● Requirements
In the material below, the lines containing the word "STEM" are required; copy each of them.

● Data entries

---+---

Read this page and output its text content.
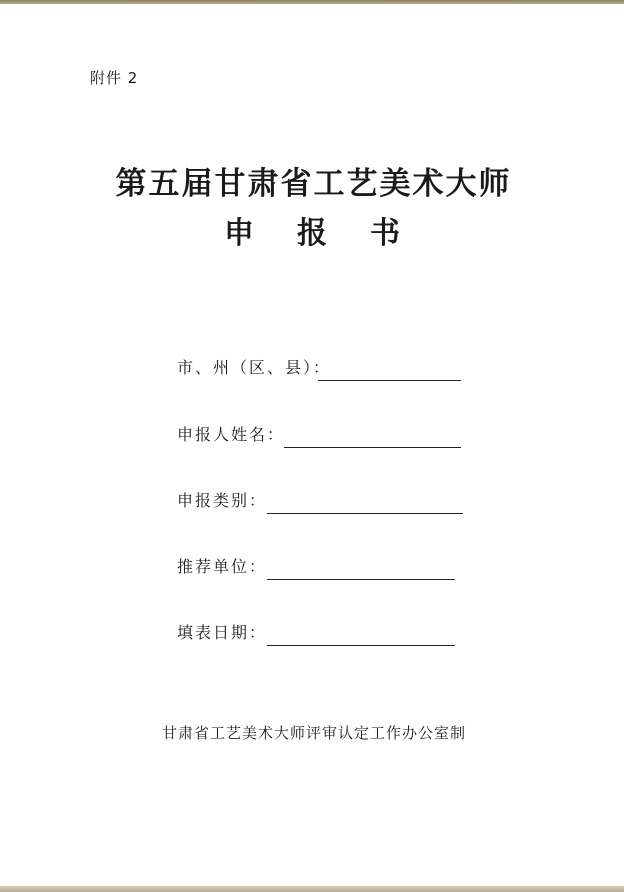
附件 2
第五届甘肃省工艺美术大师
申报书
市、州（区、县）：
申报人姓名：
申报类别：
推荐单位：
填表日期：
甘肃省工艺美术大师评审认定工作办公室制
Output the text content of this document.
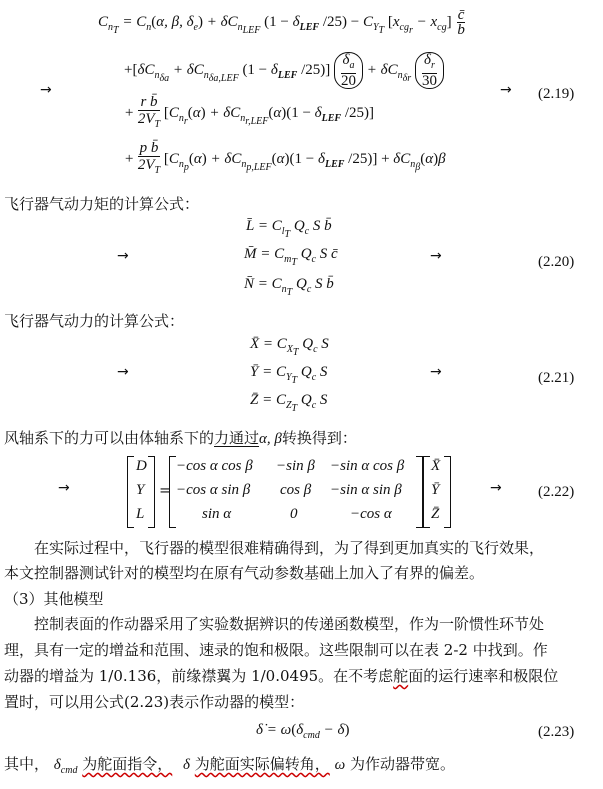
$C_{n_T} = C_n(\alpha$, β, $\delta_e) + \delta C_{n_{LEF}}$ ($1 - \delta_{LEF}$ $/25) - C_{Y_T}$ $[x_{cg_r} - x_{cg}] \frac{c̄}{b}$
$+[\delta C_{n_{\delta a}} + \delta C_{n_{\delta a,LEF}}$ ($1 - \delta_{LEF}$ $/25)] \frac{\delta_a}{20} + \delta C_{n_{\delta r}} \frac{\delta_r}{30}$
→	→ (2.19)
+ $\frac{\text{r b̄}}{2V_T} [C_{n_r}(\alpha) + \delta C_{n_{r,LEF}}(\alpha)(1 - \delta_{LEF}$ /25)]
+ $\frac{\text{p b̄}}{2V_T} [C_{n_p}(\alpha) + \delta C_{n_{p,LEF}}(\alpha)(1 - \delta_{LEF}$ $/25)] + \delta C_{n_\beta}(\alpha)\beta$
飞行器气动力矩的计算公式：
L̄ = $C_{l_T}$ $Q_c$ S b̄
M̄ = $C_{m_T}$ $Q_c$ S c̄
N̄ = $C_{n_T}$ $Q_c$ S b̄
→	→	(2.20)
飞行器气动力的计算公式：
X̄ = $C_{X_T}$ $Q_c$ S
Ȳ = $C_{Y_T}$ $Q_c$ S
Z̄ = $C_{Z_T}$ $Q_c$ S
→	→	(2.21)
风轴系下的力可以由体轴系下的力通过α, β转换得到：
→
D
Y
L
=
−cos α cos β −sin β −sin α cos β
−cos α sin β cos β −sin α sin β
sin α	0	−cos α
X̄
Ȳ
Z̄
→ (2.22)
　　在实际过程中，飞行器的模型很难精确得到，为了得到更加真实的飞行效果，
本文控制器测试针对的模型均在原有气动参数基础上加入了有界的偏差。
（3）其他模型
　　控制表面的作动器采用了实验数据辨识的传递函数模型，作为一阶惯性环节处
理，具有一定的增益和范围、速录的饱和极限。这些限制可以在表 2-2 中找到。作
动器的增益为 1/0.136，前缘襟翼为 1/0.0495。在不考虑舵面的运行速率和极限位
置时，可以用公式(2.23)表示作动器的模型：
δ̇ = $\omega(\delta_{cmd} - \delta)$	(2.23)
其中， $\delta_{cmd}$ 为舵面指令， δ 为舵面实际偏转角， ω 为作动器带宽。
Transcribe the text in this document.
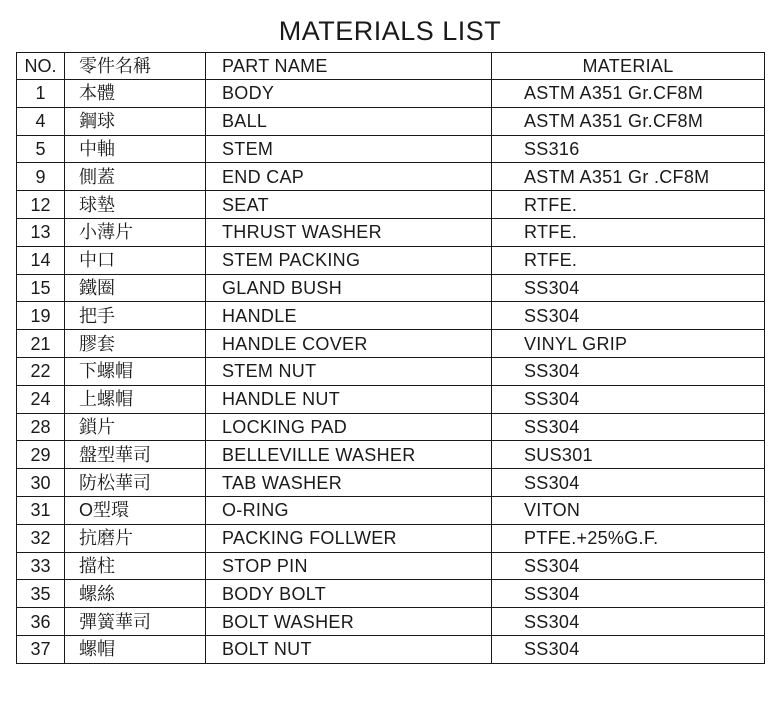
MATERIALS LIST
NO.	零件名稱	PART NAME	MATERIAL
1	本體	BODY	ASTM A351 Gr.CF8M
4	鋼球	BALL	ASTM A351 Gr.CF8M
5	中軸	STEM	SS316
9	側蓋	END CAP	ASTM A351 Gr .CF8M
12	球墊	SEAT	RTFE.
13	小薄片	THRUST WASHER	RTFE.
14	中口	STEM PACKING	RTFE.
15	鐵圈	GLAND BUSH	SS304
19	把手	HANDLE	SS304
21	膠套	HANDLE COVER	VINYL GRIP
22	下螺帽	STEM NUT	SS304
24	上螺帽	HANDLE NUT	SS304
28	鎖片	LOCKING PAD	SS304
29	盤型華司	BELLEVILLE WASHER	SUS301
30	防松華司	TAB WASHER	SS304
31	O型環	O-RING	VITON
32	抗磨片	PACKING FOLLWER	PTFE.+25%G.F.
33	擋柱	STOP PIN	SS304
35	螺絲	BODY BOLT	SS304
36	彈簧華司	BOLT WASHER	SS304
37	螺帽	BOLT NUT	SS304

---+---

● Output
5	中軸	STEM	SS316
14	中口	STEM PACKING	RTFE.
22	下螺帽	STEM NUT	SS304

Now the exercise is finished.